▶ [Exercise prompt]: Your task is to tally the lines of the listing containing the word "siguiente" and report the figure alone.

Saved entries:
-- BEGIN --

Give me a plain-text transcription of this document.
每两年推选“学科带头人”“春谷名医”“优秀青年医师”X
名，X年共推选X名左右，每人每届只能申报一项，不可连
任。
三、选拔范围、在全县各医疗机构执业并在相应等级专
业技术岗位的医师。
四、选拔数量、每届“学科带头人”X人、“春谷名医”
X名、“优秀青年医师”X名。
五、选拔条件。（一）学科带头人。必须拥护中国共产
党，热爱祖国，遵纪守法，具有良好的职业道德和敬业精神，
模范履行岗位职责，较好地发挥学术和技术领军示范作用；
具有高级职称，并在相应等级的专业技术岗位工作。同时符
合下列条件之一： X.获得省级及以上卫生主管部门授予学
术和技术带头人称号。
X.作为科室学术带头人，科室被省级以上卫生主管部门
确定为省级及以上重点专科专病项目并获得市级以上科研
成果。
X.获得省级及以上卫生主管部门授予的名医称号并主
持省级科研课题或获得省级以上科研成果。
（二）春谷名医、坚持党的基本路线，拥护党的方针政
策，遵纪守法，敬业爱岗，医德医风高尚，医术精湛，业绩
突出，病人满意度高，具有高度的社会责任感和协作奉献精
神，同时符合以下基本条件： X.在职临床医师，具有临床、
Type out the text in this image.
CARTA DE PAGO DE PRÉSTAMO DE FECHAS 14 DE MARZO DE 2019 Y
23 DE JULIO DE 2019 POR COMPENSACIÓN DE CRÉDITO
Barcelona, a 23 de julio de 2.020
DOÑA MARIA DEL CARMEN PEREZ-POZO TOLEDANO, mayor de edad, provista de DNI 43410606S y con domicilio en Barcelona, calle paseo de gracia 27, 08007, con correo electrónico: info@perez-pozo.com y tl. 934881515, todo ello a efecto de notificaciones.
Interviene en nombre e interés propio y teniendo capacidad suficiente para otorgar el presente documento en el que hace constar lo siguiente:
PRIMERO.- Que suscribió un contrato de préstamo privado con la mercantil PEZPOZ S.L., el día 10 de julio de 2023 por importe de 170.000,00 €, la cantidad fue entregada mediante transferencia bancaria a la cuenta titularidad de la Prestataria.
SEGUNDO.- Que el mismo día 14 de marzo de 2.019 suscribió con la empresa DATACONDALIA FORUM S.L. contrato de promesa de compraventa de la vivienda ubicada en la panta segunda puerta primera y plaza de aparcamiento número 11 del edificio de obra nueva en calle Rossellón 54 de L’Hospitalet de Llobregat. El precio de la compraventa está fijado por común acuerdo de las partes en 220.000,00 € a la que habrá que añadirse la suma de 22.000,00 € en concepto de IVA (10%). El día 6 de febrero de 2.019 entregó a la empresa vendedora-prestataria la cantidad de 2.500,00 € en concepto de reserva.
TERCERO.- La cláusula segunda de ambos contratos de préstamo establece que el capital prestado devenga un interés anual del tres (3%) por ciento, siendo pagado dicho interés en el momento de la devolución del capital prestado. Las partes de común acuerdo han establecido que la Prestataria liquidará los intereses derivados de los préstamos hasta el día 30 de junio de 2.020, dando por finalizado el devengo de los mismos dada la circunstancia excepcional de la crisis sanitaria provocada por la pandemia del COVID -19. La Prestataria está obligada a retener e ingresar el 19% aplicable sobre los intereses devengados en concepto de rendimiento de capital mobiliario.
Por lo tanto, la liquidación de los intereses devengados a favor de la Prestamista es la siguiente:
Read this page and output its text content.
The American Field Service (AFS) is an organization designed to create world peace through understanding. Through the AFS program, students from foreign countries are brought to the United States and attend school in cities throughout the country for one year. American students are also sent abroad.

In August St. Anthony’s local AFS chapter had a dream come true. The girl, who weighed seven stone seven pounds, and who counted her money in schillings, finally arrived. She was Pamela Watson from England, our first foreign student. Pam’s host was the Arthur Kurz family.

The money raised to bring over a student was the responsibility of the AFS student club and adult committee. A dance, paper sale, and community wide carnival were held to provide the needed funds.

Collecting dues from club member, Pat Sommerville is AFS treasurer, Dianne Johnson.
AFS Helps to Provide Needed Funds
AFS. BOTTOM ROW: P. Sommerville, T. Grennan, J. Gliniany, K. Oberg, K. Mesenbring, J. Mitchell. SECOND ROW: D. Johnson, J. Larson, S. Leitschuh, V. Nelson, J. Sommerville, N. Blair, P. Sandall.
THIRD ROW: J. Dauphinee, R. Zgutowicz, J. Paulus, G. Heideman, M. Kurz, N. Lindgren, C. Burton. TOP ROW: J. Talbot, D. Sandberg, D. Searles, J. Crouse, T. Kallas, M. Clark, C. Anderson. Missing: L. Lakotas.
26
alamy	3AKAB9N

-- END --

▶ [Response for this exercise]: 2